* [What is needed]: Output an exact reproduction of the data.

* [Input rows]:
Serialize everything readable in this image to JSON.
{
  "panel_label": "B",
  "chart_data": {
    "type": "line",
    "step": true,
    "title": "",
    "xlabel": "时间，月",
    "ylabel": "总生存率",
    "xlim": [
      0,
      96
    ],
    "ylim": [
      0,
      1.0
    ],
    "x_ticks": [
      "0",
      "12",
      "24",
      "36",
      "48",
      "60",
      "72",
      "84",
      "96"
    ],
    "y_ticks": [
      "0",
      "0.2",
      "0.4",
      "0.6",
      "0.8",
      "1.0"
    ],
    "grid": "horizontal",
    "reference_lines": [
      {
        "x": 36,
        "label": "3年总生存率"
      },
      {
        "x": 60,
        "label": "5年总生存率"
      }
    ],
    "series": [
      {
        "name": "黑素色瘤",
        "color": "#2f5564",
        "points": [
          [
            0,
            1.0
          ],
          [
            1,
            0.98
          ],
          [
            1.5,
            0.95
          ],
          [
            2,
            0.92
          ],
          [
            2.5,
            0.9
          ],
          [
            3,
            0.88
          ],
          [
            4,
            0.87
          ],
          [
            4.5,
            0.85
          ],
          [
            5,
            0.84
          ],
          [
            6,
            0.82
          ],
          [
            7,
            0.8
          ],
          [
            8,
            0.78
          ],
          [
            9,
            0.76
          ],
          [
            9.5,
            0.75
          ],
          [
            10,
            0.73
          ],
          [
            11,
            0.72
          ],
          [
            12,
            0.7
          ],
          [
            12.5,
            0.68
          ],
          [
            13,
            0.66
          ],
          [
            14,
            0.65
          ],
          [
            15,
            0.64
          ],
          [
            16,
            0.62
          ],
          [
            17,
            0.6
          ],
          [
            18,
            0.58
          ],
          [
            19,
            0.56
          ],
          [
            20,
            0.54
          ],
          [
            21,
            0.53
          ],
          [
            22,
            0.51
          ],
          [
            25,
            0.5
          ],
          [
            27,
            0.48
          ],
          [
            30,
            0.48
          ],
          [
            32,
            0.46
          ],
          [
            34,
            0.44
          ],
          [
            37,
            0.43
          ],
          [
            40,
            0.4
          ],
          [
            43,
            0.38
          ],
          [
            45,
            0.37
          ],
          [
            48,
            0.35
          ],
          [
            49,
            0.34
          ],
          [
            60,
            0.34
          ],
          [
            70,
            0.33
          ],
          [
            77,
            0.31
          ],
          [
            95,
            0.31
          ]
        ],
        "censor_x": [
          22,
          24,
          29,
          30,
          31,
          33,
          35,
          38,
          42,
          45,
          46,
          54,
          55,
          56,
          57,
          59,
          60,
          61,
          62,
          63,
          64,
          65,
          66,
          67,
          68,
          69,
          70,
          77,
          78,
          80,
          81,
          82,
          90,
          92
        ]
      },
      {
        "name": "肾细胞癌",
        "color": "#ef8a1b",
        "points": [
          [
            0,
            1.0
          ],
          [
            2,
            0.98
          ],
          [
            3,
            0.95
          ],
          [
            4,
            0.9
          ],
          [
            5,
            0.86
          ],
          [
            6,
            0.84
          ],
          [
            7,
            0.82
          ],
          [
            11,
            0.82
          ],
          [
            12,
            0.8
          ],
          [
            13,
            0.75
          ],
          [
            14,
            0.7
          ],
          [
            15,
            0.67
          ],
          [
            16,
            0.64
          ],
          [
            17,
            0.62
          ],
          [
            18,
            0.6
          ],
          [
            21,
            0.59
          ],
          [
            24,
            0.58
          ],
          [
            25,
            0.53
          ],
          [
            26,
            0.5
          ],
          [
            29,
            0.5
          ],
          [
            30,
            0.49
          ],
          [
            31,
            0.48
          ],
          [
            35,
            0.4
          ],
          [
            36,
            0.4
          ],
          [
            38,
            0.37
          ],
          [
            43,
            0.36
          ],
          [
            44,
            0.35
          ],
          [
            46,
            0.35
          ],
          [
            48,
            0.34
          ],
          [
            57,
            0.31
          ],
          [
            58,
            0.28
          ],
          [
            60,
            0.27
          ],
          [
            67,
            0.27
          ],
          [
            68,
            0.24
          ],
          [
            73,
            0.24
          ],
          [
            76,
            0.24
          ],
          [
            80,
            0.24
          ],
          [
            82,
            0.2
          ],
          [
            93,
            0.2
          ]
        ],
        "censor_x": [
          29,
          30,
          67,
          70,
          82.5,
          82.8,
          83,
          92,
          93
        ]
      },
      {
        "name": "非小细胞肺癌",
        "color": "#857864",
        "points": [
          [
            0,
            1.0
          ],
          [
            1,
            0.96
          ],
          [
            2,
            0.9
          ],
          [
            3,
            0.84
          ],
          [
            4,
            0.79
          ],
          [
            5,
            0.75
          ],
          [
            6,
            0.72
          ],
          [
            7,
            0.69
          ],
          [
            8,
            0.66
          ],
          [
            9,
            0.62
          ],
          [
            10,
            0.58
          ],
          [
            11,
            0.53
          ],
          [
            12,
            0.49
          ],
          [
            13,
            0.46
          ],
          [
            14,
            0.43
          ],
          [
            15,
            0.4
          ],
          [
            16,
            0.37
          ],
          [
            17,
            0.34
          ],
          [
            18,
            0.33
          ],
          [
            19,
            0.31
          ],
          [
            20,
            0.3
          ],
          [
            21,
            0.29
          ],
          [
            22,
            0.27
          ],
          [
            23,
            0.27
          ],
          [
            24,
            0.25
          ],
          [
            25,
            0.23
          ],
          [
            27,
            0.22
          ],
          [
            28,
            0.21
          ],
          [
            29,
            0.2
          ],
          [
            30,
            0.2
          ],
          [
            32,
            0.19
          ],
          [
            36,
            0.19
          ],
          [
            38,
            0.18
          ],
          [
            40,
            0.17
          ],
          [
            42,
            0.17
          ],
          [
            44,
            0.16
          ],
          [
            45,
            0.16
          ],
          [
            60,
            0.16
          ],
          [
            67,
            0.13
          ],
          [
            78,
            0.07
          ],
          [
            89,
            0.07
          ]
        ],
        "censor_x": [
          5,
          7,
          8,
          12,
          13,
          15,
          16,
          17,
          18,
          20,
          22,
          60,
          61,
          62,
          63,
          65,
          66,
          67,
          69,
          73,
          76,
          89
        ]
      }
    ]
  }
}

* [Result]:
Serialize everything readable in this image to JSON.
{
  "panel_label": "B",
  "chart_data": {
    "type": "line",
    "step": true,
    "title": "",
    "xlabel": "时间，月",
    "ylabel": "总生存率",
    "xlim": [
      0,
      96
    ],
    "ylim": [
      0,
      1.0
    ],
    "x_ticks": [
      "0",
      "12",
      "24",
      "36",
      "48",
      "60",
      "72",
      "84",
      "96"
    ],
    "y_ticks": [
      "0",
      "0.2",
      "0.4",
      "0.6",
      "0.8",
      "1.0"
    ],
    "grid": "horizontal",
    "reference_lines": [
      {
        "x": 36,
        "label": "3年总生存率"
      },
      {
        "x": 60,
        "label": "5年总生存率"
      }
    ],
    "series": [
      {
        "name": "黑素色瘤",
        "color": "#2f5564",
        "points": [
          [
            0,
            1.0
          ],
          [
            1,
            0.98
          ],
          [
            1.5,
            0.95
          ],
          [
            2,
            0.92
          ],
          [
            2.5,
            0.9
          ],
          [
            3,
            0.88
          ],
          [
            4,
            0.87
          ],
          [
            4.5,
            0.85
          ],
          [
            5,
            0.84
          ],
          [
            6,
            0.82
          ],
          [
            7,
            0.8
          ],
          [
            8,
            0.78
          ],
          [
            9,
            0.76
          ],
          [
            9.5,
            0.75
          ],
          [
            10,
            0.73
          ],
          [
            11,
            0.72
          ],
          [
            12,
            0.7
          ],
          [
            12.5,
            0.68
          ],
          [
            13,
            0.66
          ],
          [
            14,
            0.65
          ],
          [
            15,
            0.64
          ],
          [
            16,
            0.62
          ],
          [
            17,
            0.6
          ],
          [
            18,
            0.58
          ],
          [
            19,
            0.56
          ],
          [
            20,
            0.54
          ],
          [
            21,
            0.53
          ],
          [
            22,
            0.51
          ],
          [
            25,
            0.5
          ],
          [
            27,
            0.48
          ],
          [
            30,
            0.48
          ],
          [
            32,
            0.46
          ],
          [
            34,
            0.44
          ],
          [
            37,
            0.43
          ],
          [
            40,
            0.4
          ],
          [
            43,
            0.38
          ],
          [
            45,
            0.37
          ],
          [
            48,
            0.35
          ],
          [
            49,
            0.34
          ],
          [
            60,
            0.34
          ],
          [
            70,
            0.33
          ],
          [
            77,
            0.31
          ],
          [
            95,
            0.31
          ]
        ],
        "censor_x": [
          22,
          24,
          29,
          30,
          31,
          33,
          35,
          38,
          42,
          45,
          46,
          54,
          55,
          56,
          57,
          59,
          60,
          61,
          62,
          63,
          64,
          65,
          66,
          67,
          68,
          69,
          70,
          77,
          78,
          80,
          81,
          82,
          90,
          92
        ]
      },
      {
        "name": "肾细胞癌",
        "color": "#ef8a1b",
        "points": [
          [
            0,
            1.0
          ],
          [
            2,
            0.98
          ],
          [
            3,
            0.95
          ],
          [
            4,
            0.9
          ],
          [
            5,
            0.86
          ],
          [
            6,
            0.84
          ],
          [
            7,
            0.82
          ],
          [
            11,
            0.82
          ],
          [
            12,
            0.8
          ],
          [
            13,
            0.75
          ],
          [
            14,
            0.7
          ],
          [
            15,
            0.67
          ],
          [
            16,
            0.64
          ],
          [
            17,
            0.62
          ],
          [
            18,
            0.6
          ],
          [
            21,
            0.59
          ],
          [
            24,
            0.58
          ],
          [
            25,
            0.53
          ],
          [
            26,
            0.5
          ],
          [
            29,
            0.5
          ],
          [
            30,
            0.49
          ],
          [
            31,
            0.48
          ],
          [
            35,
            0.4
          ],
          [
            36,
            0.4
          ],
          [
            38,
            0.37
          ],
          [
            43,
            0.36
          ],
          [
            44,
            0.35
          ],
          [
            46,
            0.35
          ],
          [
            48,
            0.34
          ],
          [
            57,
            0.31
          ],
          [
            58,
            0.28
          ],
          [
            60,
            0.27
          ],
          [
            67,
            0.27
          ],
          [
            68,
            0.24
          ],
          [
            73,
            0.24
          ],
          [
            76,
            0.24
          ],
          [
            80,
            0.24
          ],
          [
            82,
            0.2
          ],
          [
            93,
            0.2
          ]
        ],
        "censor_x": [
          29,
          30,
          67,
          70,
          82.5,
          82.8,
          83,
          92,
          93
        ]
      },
      {
        "name": "非小细胞肺癌",
        "color": "#857864",
        "points": [
          [
            0,
            1.0
          ],
          [
            1,
            0.96
          ],
          [
            2,
            0.9
          ],
          [
            3,
            0.84
          ],
          [
            4,
            0.79
          ],
          [
            5,
            0.75
          ],
          [
            6,
            0.72
          ],
          [
            7,
            0.69
          ],
          [
            8,
            0.66
          ],
          [
            9,
            0.62
          ],
          [
            10,
            0.58
          ],
          [
            11,
            0.53
          ],
          [
            12,
            0.49
          ],
          [
            13,
            0.46
          ],
          [
            14,
            0.43
          ],
          [
            15,
            0.4
          ],
          [
            16,
            0.37
          ],
          [
            17,
            0.34
          ],
          [
            18,
            0.33
          ],
          [
            19,
            0.31
          ],
          [
            20,
            0.3
          ],
          [
            21,
            0.29
          ],
          [
            22,
            0.27
          ],
          [
            23,
            0.27
          ],
          [
            24,
            0.25
          ],
          [
            25,
            0.23
          ],
          [
            27,
            0.22
          ],
          [
            28,
            0.21
          ],
          [
            29,
            0.2
          ],
          [
            30,
            0.2
          ],
          [
            32,
            0.19
          ],
          [
            36,
            0.19
          ],
          [
            38,
            0.18
          ],
          [
            40,
            0.17
          ],
          [
            42,
            0.17
          ],
          [
            44,
            0.16
          ],
          [
            45,
            0.16
          ],
          [
            60,
            0.16
          ],
          [
            67,
            0.13
          ],
          [
            78,
            0.07
          ],
          [
            89,
            0.07
          ]
        ],
        "censor_x": [
          5,
          7,
          8,
          12,
          13,
          15,
          16,
          17,
          18,
          20,
          22,
          60,
          61,
          62,
          63,
          65,
          66,
          67,
          69,
          73,
          76,
          89
        ]
      }
    ]
  }
}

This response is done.